## REQUIRED WORK:
Rewrite the Corsair SSD review from "It didn't even" to "in actual use.", using "competition" in place of "arms race".

## EXTRACTED TEXT:
_ _ _ _ _ _ _

Corsair 240GB Force GT RAID0 Review

Introduction and Technical Specifications

Corsair 240GB Force GT RAID0 Review

Introduction

Storage speeds make a mockery of the famous Moore's Law.

It was relatively recently that we moved from IDE to SATA and the speed benefits that brought. Yet within a very short timespan we've gone from 1.5Gbp/s SATA through 3.0Gbp/s to the 'available on everything' SATA 6Gbp/s. Whereas not long ago the Velociraptors were considered the titans of the speed world, we quickly had Solid State Drives, and they utterly redefined what we think of as fast data transfer.

It didn't even stop there as the companies launched into an ever escalating arms race to bring us ever faster SSDs and we've recently seen some extraordinary performance from drives such as the Kingston Hyper X and Samsung 830. With the Sandforce controller appearing at the head of the pack in pure speed terms then combining that with a SATA 6Gbp/s interface we've seen drives that get very close to 500MB/s in certain situations, but still well north of 300MB/s in actual use.

_ _ _ _ _ _ _

## DATA ROWS:
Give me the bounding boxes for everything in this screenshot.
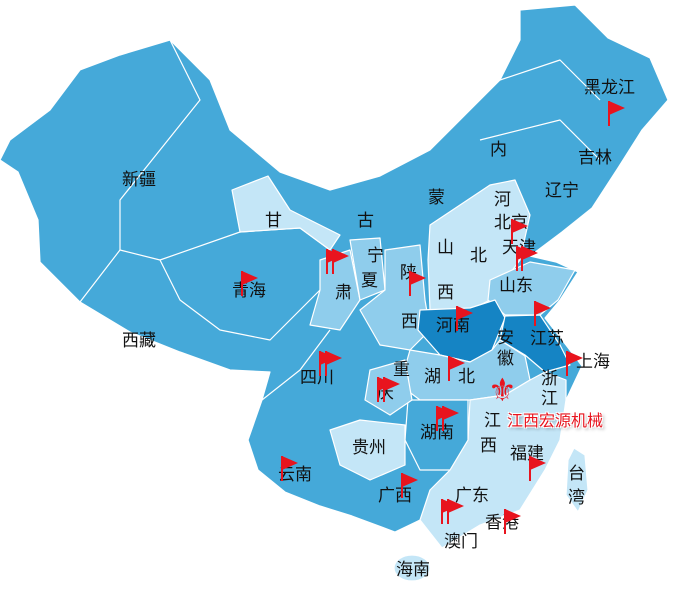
label-zhejiang-1: 浙: [541, 369, 558, 389]
label-liaoning: 辽宁: [545, 181, 579, 201]
label-shanxi-2: 西: [437, 283, 454, 303]
label-ningxia-2: 夏: [361, 271, 378, 291]
flag-icon[interactable]: [240, 270, 260, 296]
label-hebei-2: 北: [470, 246, 487, 266]
label-henan: 河南: [436, 316, 470, 336]
label-anhui-1: 安: [497, 328, 514, 348]
flag-icon[interactable]: [447, 355, 467, 381]
label-xizang: 西藏: [122, 331, 156, 351]
flag-icon[interactable]: [607, 100, 627, 126]
label-anhui-2: 徽: [497, 349, 514, 369]
label-fujian: 福建: [510, 444, 544, 464]
flag-icon[interactable]: [400, 472, 420, 498]
label-zhejiang-2: 江: [541, 389, 558, 409]
label-jiangxi-2: 西: [480, 436, 497, 456]
label-gansu-2: 肃: [335, 283, 352, 303]
label-ningxia-1: 宁: [367, 246, 384, 266]
label-hebei-1: 河: [494, 190, 511, 210]
label-shanghai: 上海: [576, 352, 610, 372]
label-neimeng-1: 内: [490, 140, 507, 160]
flag-icon[interactable]: [441, 405, 461, 431]
label-hunan: 湖南: [420, 423, 454, 443]
label-heilongjiang: 黑龙江: [584, 78, 635, 98]
label-neimeng-3: 古: [357, 211, 374, 231]
label-jilin: 吉林: [578, 148, 612, 168]
label-taiwan-2: 湾: [568, 488, 585, 508]
flag-icon[interactable]: [331, 248, 351, 274]
company-marker-label[interactable]: 江西宏源机械: [507, 411, 604, 430]
label-shanxi-1: 山: [437, 238, 454, 258]
region-taiwan[interactable]: [565, 447, 589, 513]
label-shaanxi-2: 西: [401, 312, 418, 332]
label-shandong: 山东: [499, 276, 533, 296]
flag-icon[interactable]: [533, 300, 553, 326]
label-guangdong: 广东: [455, 486, 489, 506]
label-neimeng-2: 蒙: [428, 188, 445, 208]
region-gansu-south[interactable]: [309, 249, 361, 331]
region-hainan[interactable]: [393, 554, 431, 582]
label-jiangsu: 江苏: [530, 329, 564, 349]
flag-icon[interactable]: [446, 498, 466, 524]
flag-icon[interactable]: [520, 245, 540, 271]
label-jiangxi-1: 江: [484, 411, 501, 431]
label-hainan: 海南: [396, 560, 430, 580]
label-yunnan: 云南: [278, 465, 312, 485]
fleur-de-lis-icon[interactable]: ⚜: [488, 371, 517, 409]
label-chongqing-1: 重: [393, 360, 410, 380]
region-guizhou[interactable]: [329, 419, 406, 481]
flag-icon[interactable]: [408, 270, 428, 296]
label-hubei-1: 湖: [424, 367, 441, 387]
label-hubei-2: 北: [458, 367, 475, 387]
label-macau: 澳门: [444, 532, 478, 552]
flag-icon[interactable]: [503, 508, 523, 534]
flag-icon[interactable]: [565, 350, 585, 376]
label-qinghai: 青海: [232, 281, 266, 301]
region-anhui-hubei[interactable]: [399, 339, 531, 401]
region-gansu[interactable]: [231, 175, 341, 251]
flag-icon[interactable]: [528, 455, 548, 481]
flag-icon[interactable]: [280, 455, 300, 481]
label-taiwan-1: 台: [568, 464, 585, 484]
flag-icon[interactable]: [455, 305, 475, 331]
label-xinjiang: 新疆: [122, 170, 156, 190]
flag-icon[interactable]: [382, 376, 402, 402]
flag-icon[interactable]: [324, 350, 344, 376]
flag-icon[interactable]: [510, 218, 530, 244]
label-guangxi: 广西: [378, 486, 412, 506]
label-gansu-1: 甘: [265, 211, 282, 231]
label-guizhou: 贵州: [352, 438, 386, 458]
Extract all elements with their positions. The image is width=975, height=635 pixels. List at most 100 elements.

_ _ _ _ _ _ _

## FULL OUTPUT:
It didn't even stop there as the companies launched into an ever escalating competition to bring us ever faster SSDs and we've recently seen some extraordinary performance from drives such as the Kingston Hyper X and Samsung 830. With the Sandforce controller appearing at the head of the pack in pure speed terms then combining that with a SATA 6Gbp/s interface we've seen drives that get very close to 500MB/s in certain situations, but still well north of 300MB/s in actual use.